> _Aim of the task_: The records below should be written out again, exactly.

> _Data rows_:
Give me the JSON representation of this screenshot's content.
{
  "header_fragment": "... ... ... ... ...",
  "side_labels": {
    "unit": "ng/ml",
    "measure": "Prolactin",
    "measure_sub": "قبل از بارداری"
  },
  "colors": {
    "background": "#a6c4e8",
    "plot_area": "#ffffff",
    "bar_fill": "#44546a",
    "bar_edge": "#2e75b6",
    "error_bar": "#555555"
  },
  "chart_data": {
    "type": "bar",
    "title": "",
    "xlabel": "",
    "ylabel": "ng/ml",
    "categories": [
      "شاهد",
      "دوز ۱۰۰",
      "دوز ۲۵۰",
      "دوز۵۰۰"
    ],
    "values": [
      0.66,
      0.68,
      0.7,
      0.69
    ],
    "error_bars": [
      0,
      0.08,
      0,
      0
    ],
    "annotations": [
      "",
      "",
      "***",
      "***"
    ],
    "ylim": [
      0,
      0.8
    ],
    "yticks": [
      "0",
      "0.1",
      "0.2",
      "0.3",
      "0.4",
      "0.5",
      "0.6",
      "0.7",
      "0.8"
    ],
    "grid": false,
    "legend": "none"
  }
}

> _Task response_:
Give me the JSON representation of this screenshot's content.
{
  "header_fragment": "... ... ... ... ...",
  "side_labels": {
    "unit": "ng/ml",
    "measure": "Prolactin",
    "measure_sub": "قبل از بارداری"
  },
  "colors": {
    "background": "#a6c4e8",
    "plot_area": "#ffffff",
    "bar_fill": "#44546a",
    "bar_edge": "#2e75b6",
    "error_bar": "#555555"
  },
  "chart_data": {
    "type": "bar",
    "title": "",
    "xlabel": "",
    "ylabel": "ng/ml",
    "categories": [
      "شاهد",
      "دوز ۱۰۰",
      "دوز ۲۵۰",
      "دوز۵۰۰"
    ],
    "values": [
      0.66,
      0.68,
      0.7,
      0.69
    ],
    "error_bars": [
      0,
      0.08,
      0,
      0
    ],
    "annotations": [
      "",
      "",
      "***",
      "***"
    ],
    "ylim": [
      0,
      0.8
    ],
    "yticks": [
      "0",
      "0.1",
      "0.2",
      "0.3",
      "0.4",
      "0.5",
      "0.6",
      "0.7",
      "0.8"
    ],
    "grid": false,
    "legend": "none"
  }
}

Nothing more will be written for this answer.